Job — Transcribe the entries exactly; images are not part of the copy.

Extracted records
· · · · ·

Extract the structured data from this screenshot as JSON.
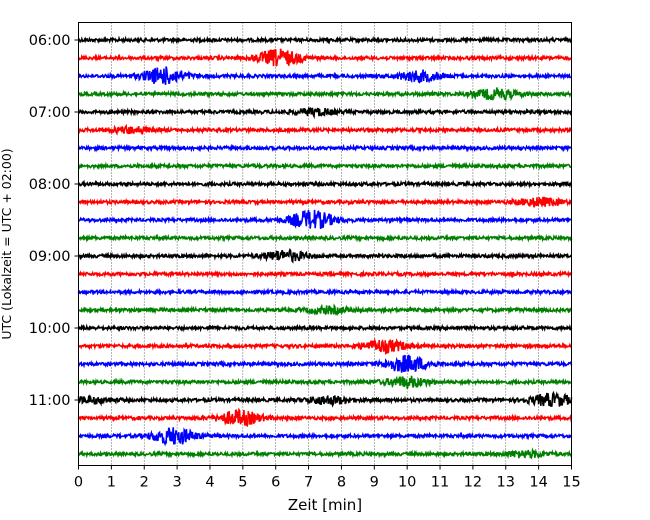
{
  "chart_data": {
    "type": "line",
    "title": "",
    "xlabel": "Zeit  [min]",
    "ylabel": "UTC (Lokalzeit = UTC + 02:00)",
    "xlim": [
      0,
      15
    ],
    "x_ticks": [
      "0",
      "1",
      "2",
      "3",
      "4",
      "5",
      "6",
      "7",
      "8",
      "9",
      "10",
      "11",
      "12",
      "13",
      "14",
      "15"
    ],
    "y_ticks": [
      "06:00",
      "07:00",
      "08:00",
      "09:00",
      "10:00",
      "11:00"
    ],
    "grid": "vertical dotted lines at each minute",
    "legend": "none",
    "trace_colors": [
      "#000000",
      "#ff0000",
      "#0000ff",
      "#008000"
    ],
    "traces": [
      {
        "start": "06:00",
        "events": []
      },
      {
        "start": "06:15",
        "events": [
          {
            "t": 6.1,
            "amp": 8
          }
        ]
      },
      {
        "start": "06:30",
        "events": [
          {
            "t": 2.6,
            "amp": 8
          },
          {
            "t": 10.4,
            "amp": 5
          }
        ]
      },
      {
        "start": "06:45",
        "events": [
          {
            "t": 12.7,
            "amp": 5
          }
        ]
      },
      {
        "start": "07:00",
        "events": [
          {
            "t": 7.2,
            "amp": 3
          }
        ]
      },
      {
        "start": "07:15",
        "events": [
          {
            "t": 1.6,
            "amp": 3
          }
        ]
      },
      {
        "start": "07:30",
        "events": []
      },
      {
        "start": "07:45",
        "events": []
      },
      {
        "start": "08:00",
        "events": []
      },
      {
        "start": "08:15",
        "events": [
          {
            "t": 14.0,
            "amp": 4
          }
        ]
      },
      {
        "start": "08:30",
        "events": [
          {
            "t": 7.1,
            "amp": 9
          }
        ]
      },
      {
        "start": "08:45",
        "events": []
      },
      {
        "start": "09:00",
        "events": [
          {
            "t": 6.3,
            "amp": 5
          }
        ]
      },
      {
        "start": "09:15",
        "events": []
      },
      {
        "start": "09:30",
        "events": []
      },
      {
        "start": "09:45",
        "events": [
          {
            "t": 7.6,
            "amp": 3
          }
        ]
      },
      {
        "start": "10:00",
        "events": []
      },
      {
        "start": "10:15",
        "events": [
          {
            "t": 9.3,
            "amp": 6
          }
        ]
      },
      {
        "start": "10:30",
        "events": [
          {
            "t": 10.0,
            "amp": 8
          }
        ]
      },
      {
        "start": "10:45",
        "events": [
          {
            "t": 10.0,
            "amp": 5
          }
        ]
      },
      {
        "start": "11:00",
        "events": [
          {
            "t": 7.6,
            "amp": 4
          },
          {
            "t": 14.4,
            "amp": 6
          },
          {
            "t": 0.4,
            "amp": 3
          }
        ]
      },
      {
        "start": "11:15",
        "events": [
          {
            "t": 4.9,
            "amp": 7
          }
        ]
      },
      {
        "start": "11:30",
        "events": [
          {
            "t": 2.9,
            "amp": 8
          }
        ]
      },
      {
        "start": "11:45",
        "events": [
          {
            "t": 13.6,
            "amp": 3
          }
        ]
      }
    ]
  }
}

· · · · ·

Task output —
Extract the structured data from this screenshot as JSON.
{
  "chart_data": {
    "type": "line",
    "title": "",
    "xlabel": "Zeit  [min]",
    "ylabel": "UTC (Lokalzeit = UTC + 02:00)",
    "xlim": [
      0,
      15
    ],
    "x_ticks": [
      "0",
      "1",
      "2",
      "3",
      "4",
      "5",
      "6",
      "7",
      "8",
      "9",
      "10",
      "11",
      "12",
      "13",
      "14",
      "15"
    ],
    "y_ticks": [
      "06:00",
      "07:00",
      "08:00",
      "09:00",
      "10:00",
      "11:00"
    ],
    "grid": "vertical dotted lines at each minute",
    "legend": "none",
    "trace_colors": [
      "#000000",
      "#ff0000",
      "#0000ff",
      "#008000"
    ],
    "traces": [
      {
        "start": "06:00",
        "events": []
      },
      {
        "start": "06:15",
        "events": [
          {
            "t": 6.1,
            "amp": 8
          }
        ]
      },
      {
        "start": "06:30",
        "events": [
          {
            "t": 2.6,
            "amp": 8
          },
          {
            "t": 10.4,
            "amp": 5
          }
        ]
      },
      {
        "start": "06:45",
        "events": [
          {
            "t": 12.7,
            "amp": 5
          }
        ]
      },
      {
        "start": "07:00",
        "events": [
          {
            "t": 7.2,
            "amp": 3
          }
        ]
      },
      {
        "start": "07:15",
        "events": [
          {
            "t": 1.6,
            "amp": 3
          }
        ]
      },
      {
        "start": "07:30",
        "events": []
      },
      {
        "start": "07:45",
        "events": []
      },
      {
        "start": "08:00",
        "events": []
      },
      {
        "start": "08:15",
        "events": [
          {
            "t": 14.0,
            "amp": 4
          }
        ]
      },
      {
        "start": "08:30",
        "events": [
          {
            "t": 7.1,
            "amp": 9
          }
        ]
      },
      {
        "start": "08:45",
        "events": []
      },
      {
        "start": "09:00",
        "events": [
          {
            "t": 6.3,
            "amp": 5
          }
        ]
      },
      {
        "start": "09:15",
        "events": []
      },
      {
        "start": "09:30",
        "events": []
      },
      {
        "start": "09:45",
        "events": [
          {
            "t": 7.6,
            "amp": 3
          }
        ]
      },
      {
        "start": "10:00",
        "events": []
      },
      {
        "start": "10:15",
        "events": [
          {
            "t": 9.3,
            "amp": 6
          }
        ]
      },
      {
        "start": "10:30",
        "events": [
          {
            "t": 10.0,
            "amp": 8
          }
        ]
      },
      {
        "start": "10:45",
        "events": [
          {
            "t": 10.0,
            "amp": 5
          }
        ]
      },
      {
        "start": "11:00",
        "events": [
          {
            "t": 7.6,
            "amp": 4
          },
          {
            "t": 14.4,
            "amp": 6
          },
          {
            "t": 0.4,
            "amp": 3
          }
        ]
      },
      {
        "start": "11:15",
        "events": [
          {
            "t": 4.9,
            "amp": 7
          }
        ]
      },
      {
        "start": "11:30",
        "events": [
          {
            "t": 2.9,
            "amp": 8
          }
        ]
      },
      {
        "start": "11:45",
        "events": [
          {
            "t": 13.6,
            "amp": 3
          }
        ]
      }
    ]
  }
}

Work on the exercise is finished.